What follows is a listing; give it again exactly, in its entirety.

## Start

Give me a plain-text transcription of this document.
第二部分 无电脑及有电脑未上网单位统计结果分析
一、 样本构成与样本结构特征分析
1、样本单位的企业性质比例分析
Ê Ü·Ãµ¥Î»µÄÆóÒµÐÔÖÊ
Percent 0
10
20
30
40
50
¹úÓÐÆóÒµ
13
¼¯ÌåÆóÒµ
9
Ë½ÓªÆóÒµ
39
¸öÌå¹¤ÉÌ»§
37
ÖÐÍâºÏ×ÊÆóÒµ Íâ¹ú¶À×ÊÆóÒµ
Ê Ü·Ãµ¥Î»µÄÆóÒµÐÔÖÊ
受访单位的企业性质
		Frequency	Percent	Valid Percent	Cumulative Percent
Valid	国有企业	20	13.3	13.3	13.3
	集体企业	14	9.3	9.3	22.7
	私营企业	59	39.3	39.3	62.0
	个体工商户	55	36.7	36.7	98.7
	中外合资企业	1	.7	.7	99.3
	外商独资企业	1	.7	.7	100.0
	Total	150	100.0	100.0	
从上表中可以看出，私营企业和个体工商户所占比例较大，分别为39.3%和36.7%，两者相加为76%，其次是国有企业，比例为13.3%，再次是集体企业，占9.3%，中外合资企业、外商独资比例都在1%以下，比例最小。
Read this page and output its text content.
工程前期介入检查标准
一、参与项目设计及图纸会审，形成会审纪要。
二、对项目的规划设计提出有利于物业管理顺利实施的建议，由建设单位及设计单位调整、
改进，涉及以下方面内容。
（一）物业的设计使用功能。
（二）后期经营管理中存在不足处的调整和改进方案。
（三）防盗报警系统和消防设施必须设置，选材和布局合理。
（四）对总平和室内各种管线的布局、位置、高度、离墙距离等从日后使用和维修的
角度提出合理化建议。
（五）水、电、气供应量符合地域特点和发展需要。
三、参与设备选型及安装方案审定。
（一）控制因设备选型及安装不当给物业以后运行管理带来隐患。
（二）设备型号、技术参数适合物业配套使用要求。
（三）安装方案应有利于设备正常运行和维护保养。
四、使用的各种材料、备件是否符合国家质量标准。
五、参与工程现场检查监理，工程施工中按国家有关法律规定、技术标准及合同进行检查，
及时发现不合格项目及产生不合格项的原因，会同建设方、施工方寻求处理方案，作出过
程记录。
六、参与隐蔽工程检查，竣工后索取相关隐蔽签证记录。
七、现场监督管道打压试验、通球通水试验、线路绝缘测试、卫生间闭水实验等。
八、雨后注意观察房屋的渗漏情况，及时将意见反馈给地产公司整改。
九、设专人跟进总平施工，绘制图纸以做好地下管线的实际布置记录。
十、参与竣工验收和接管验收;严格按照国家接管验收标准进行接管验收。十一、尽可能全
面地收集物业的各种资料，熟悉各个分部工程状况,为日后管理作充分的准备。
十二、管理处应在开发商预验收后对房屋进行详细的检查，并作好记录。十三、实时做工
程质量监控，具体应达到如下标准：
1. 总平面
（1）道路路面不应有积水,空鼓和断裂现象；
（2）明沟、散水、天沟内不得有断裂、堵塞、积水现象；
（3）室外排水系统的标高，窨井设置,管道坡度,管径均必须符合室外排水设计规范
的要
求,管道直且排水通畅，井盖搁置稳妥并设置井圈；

## End

== Completed task ==
Give me a plain-text transcription of this document.
第二部分 无电脑及有电脑未上网单位统计结果分析
一、 样本构成与样本结构特征分析
1、样本单位的企业性质比例分析
Ê Ü·Ãµ¥Î»µÄÆóÒµÐÔÖÊ
Percent 0
10
20
30
40
50
¹úÓÐÆóÒµ
13
¼¯ÌåÆóÒµ
9
Ë½ÓªÆóÒµ
39
¸öÌå¹¤ÉÌ»§
37
ÖÐÍâºÏ×ÊÆóÒµ Íâ¹ú¶À×ÊÆóÒµ
Ê Ü·Ãµ¥Î»µÄÆóÒµÐÔÖÊ
受访单位的企业性质
		Frequency	Percent	Valid Percent	Cumulative Percent
Valid	国有企业	20	13.3	13.3	13.3
	集体企业	14	9.3	9.3	22.7
	私营企业	59	39.3	39.3	62.0
	个体工商户	55	36.7	36.7	98.7
	中外合资企业	1	.7	.7	99.3
	外商独资企业	1	.7	.7	100.0
	Total	150	100.0	100.0	
从上表中可以看出，私营企业和个体工商户所占比例较大，分别为39.3%和36.7%，两者相加为76%，其次是国有企业，比例为13.3%，再次是集体企业，占9.3%，中外合资企业、外商独资比例都在1%以下，比例最小。
Read this page and output its text content.
工程前期介入检查标准
一、参与项目设计及图纸会审，形成会审纪要。
二、对项目的规划设计提出有利于物业管理顺利实施的建议，由建设单位及设计单位调整、
改进，涉及以下方面内容。
（一）物业的设计使用功能。
（二）后期经营管理中存在不足处的调整和改进方案。
（三）防盗报警系统和消防设施必须设置，选材和布局合理。
（四）对总平和室内各种管线的布局、位置、高度、离墙距离等从日后使用和维修的
角度提出合理化建议。
（五）水、电、气供应量符合地域特点和发展需要。
三、参与设备选型及安装方案审定。
（一）控制因设备选型及安装不当给物业以后运行管理带来隐患。
（二）设备型号、技术参数适合物业配套使用要求。
（三）安装方案应有利于设备正常运行和维护保养。
四、使用的各种材料、备件是否符合国家质量标准。
五、参与工程现场检查监理，工程施工中按国家有关法律规定、技术标准及合同进行检查，
及时发现不合格项目及产生不合格项的原因，会同建设方、施工方寻求处理方案，作出过
程记录。
六、参与隐蔽工程检查，竣工后索取相关隐蔽签证记录。
七、现场监督管道打压试验、通球通水试验、线路绝缘测试、卫生间闭水实验等。
八、雨后注意观察房屋的渗漏情况，及时将意见反馈给地产公司整改。
九、设专人跟进总平施工，绘制图纸以做好地下管线的实际布置记录。
十、参与竣工验收和接管验收;严格按照国家接管验收标准进行接管验收。十一、尽可能全
面地收集物业的各种资料，熟悉各个分部工程状况,为日后管理作充分的准备。
十二、管理处应在开发商预验收后对房屋进行详细的检查，并作好记录。十三、实时做工
程质量监控，具体应达到如下标准：
1. 总平面
（1）道路路面不应有积水,空鼓和断裂现象；
（2）明沟、散水、天沟内不得有断裂、堵塞、积水现象；
（3）室外排水系统的标高，窨井设置,管道坡度,管径均必须符合室外排水设计规范
的要
求,管道直且排水通畅，井盖搁置稳妥并设置井圈；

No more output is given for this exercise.